- _EXERCISE DIRECTIONS_
Omit all pictures and give the records below again exactly as written.

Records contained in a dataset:
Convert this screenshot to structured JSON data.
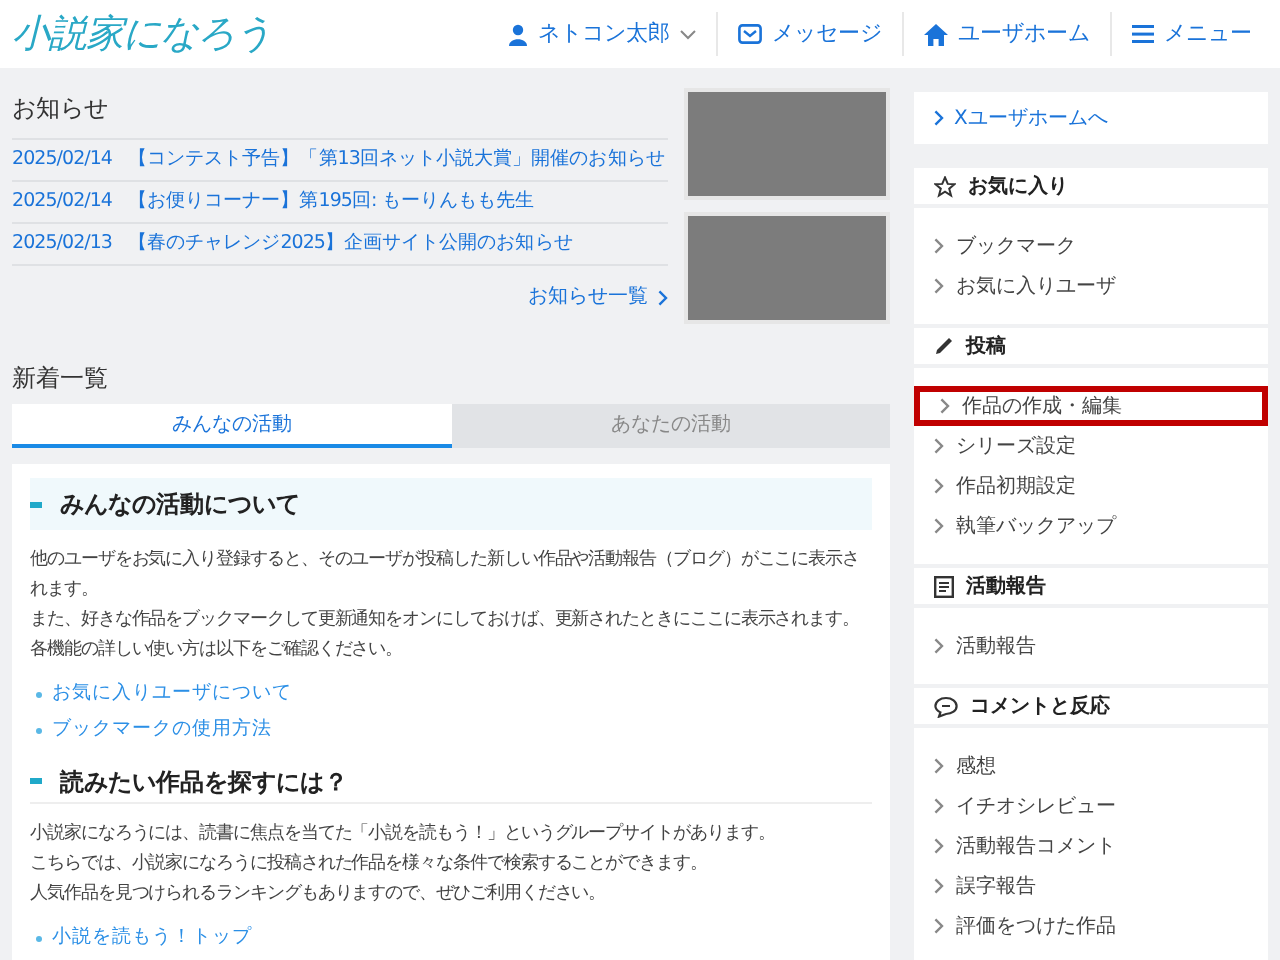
{
  "header": {
    "logo": "小説家になろう",
    "nav": [
      {
        "kind": "user",
        "label": "ネトコン太郎"
      },
      {
        "kind": "message",
        "label": "メッセージ"
      },
      {
        "kind": "home",
        "label": "ユーザホーム"
      },
      {
        "kind": "menu",
        "label": "メニュー"
      }
    ]
  },
  "notices": {
    "title": "お知らせ",
    "items": [
      {
        "date": "2025/02/14",
        "text": "【コンテスト予告】「第13回ネット小説大賞」開催のお知らせ"
      },
      {
        "date": "2025/02/14",
        "text": "【お便りコーナー】第195回: もーりんもも先生"
      },
      {
        "date": "2025/02/13",
        "text": "【春のチャレンジ2025】企画サイト公開のお知らせ"
      }
    ],
    "more": "お知らせ一覧"
  },
  "feed": {
    "title": "新着一覧",
    "tabs": [
      {
        "label": "みんなの活動",
        "selected": true
      },
      {
        "label": "あなたの活動",
        "selected": false
      }
    ],
    "sections": [
      {
        "heading": "みんなの活動について",
        "kind": "boxed",
        "paragraphs": [
          "他のユーザをお気に入り登録すると、そのユーザが投稿した新しい作品や活動報告（ブログ）がここに表示されます。",
          "また、好きな作品をブックマークして更新通知をオンにしておけば、更新されたときにここに表示されます。",
          "各機能の詳しい使い方は以下をご確認ください。"
        ],
        "links": [
          "お気に入りユーザについて",
          "ブックマークの使用方法"
        ]
      },
      {
        "heading": "読みたい作品を探すには？",
        "kind": "underlined",
        "paragraphs": [
          "小説家になろうには、読書に焦点を当てた「小説を読もう！」というグループサイトがあります。",
          "こちらでは、小説家になろうに投稿された作品を様々な条件で検索することができます。",
          "人気作品を見つけられるランキングもありますので、ぜひご利用ください。"
        ],
        "links": [
          "小説を読もう！トップ"
        ]
      }
    ]
  },
  "sidebar": {
    "top_link": "Xユーザホームへ",
    "groups": [
      {
        "title": "お気に入り",
        "items": [
          {
            "label": "ブックマーク",
            "highlighted": false
          },
          {
            "label": "お気に入りユーザ",
            "highlighted": false
          }
        ]
      },
      {
        "title": "投稿",
        "items": [
          {
            "label": "作品の作成・編集",
            "highlighted": true
          },
          {
            "label": "シリーズ設定",
            "highlighted": false
          },
          {
            "label": "作品初期設定",
            "highlighted": false
          },
          {
            "label": "執筆バックアップ",
            "highlighted": false
          }
        ]
      },
      {
        "title": "活動報告",
        "items": [
          {
            "label": "活動報告",
            "highlighted": false
          }
        ]
      },
      {
        "title": "コメントと反応",
        "items": [
          {
            "label": "感想",
            "highlighted": false
          },
          {
            "label": "イチオシレビュー",
            "highlighted": false
          },
          {
            "label": "活動報告コメント",
            "highlighted": false
          },
          {
            "label": "誤字報告",
            "highlighted": false
          },
          {
            "label": "評価をつけた作品",
            "highlighted": false
          }
        ]
      }
    ]
  }
}
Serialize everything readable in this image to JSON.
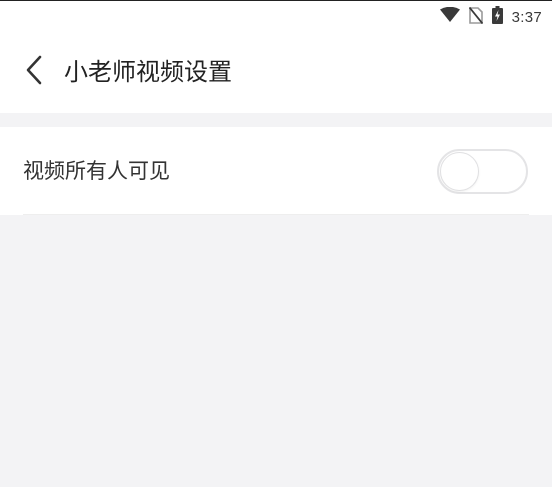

- _RESULT OF THIS TASK_
Convert this screenshot to structured JSON data.
{
  "header": {
    "logo": "小説家になろう",
    "nav": [
      {
        "kind": "user",
        "label": "ネトコン太郎"
      },
      {
        "kind": "message",
        "label": "メッセージ"
      },
      {
        "kind": "home",
        "label": "ユーザホーム"
      },
      {
        "kind": "menu",
        "label": "メニュー"
      }
    ]
  },
  "notices": {
    "title": "お知らせ",
    "items": [
      {
        "date": "2025/02/14",
        "text": "【コンテスト予告】「第13回ネット小説大賞」開催のお知らせ"
      },
      {
        "date": "2025/02/14",
        "text": "【お便りコーナー】第195回: もーりんもも先生"
      },
      {
        "date": "2025/02/13",
        "text": "【春のチャレンジ2025】企画サイト公開のお知らせ"
      }
    ],
    "more": "お知らせ一覧"
  },
  "feed": {
    "title": "新着一覧",
    "tabs": [
      {
        "label": "みんなの活動",
        "selected": true
      },
      {
        "label": "あなたの活動",
        "selected": false
      }
    ],
    "sections": [
      {
        "heading": "みんなの活動について",
        "kind": "boxed",
        "paragraphs": [
          "他のユーザをお気に入り登録すると、そのユーザが投稿した新しい作品や活動報告（ブログ）がここに表示されます。",
          "また、好きな作品をブックマークして更新通知をオンにしておけば、更新されたときにここに表示されます。",
          "各機能の詳しい使い方は以下をご確認ください。"
        ],
        "links": [
          "お気に入りユーザについて",
          "ブックマークの使用方法"
        ]
      },
      {
        "heading": "読みたい作品を探すには？",
        "kind": "underlined",
        "paragraphs": [
          "小説家になろうには、読書に焦点を当てた「小説を読もう！」というグループサイトがあります。",
          "こちらでは、小説家になろうに投稿された作品を様々な条件で検索することができます。",
          "人気作品を見つけられるランキングもありますので、ぜひご利用ください。"
        ],
        "links": [
          "小説を読もう！トップ"
        ]
      }
    ]
  },
  "sidebar": {
    "top_link": "Xユーザホームへ",
    "groups": [
      {
        "title": "お気に入り",
        "items": [
          {
            "label": "ブックマーク",
            "highlighted": false
          },
          {
            "label": "お気に入りユーザ",
            "highlighted": false
          }
        ]
      },
      {
        "title": "投稿",
        "items": [
          {
            "label": "作品の作成・編集",
            "highlighted": true
          },
          {
            "label": "シリーズ設定",
            "highlighted": false
          },
          {
            "label": "作品初期設定",
            "highlighted": false
          },
          {
            "label": "執筆バックアップ",
            "highlighted": false
          }
        ]
      },
      {
        "title": "活動報告",
        "items": [
          {
            "label": "活動報告",
            "highlighted": false
          }
        ]
      },
      {
        "title": "コメントと反応",
        "items": [
          {
            "label": "感想",
            "highlighted": false
          },
          {
            "label": "イチオシレビュー",
            "highlighted": false
          },
          {
            "label": "活動報告コメント",
            "highlighted": false
          },
          {
            "label": "誤字報告",
            "highlighted": false
          },
          {
            "label": "評価をつけた作品",
            "highlighted": false
          }
        ]
      }
    ]
  }
}
Serialize everything readable in this image to JSON.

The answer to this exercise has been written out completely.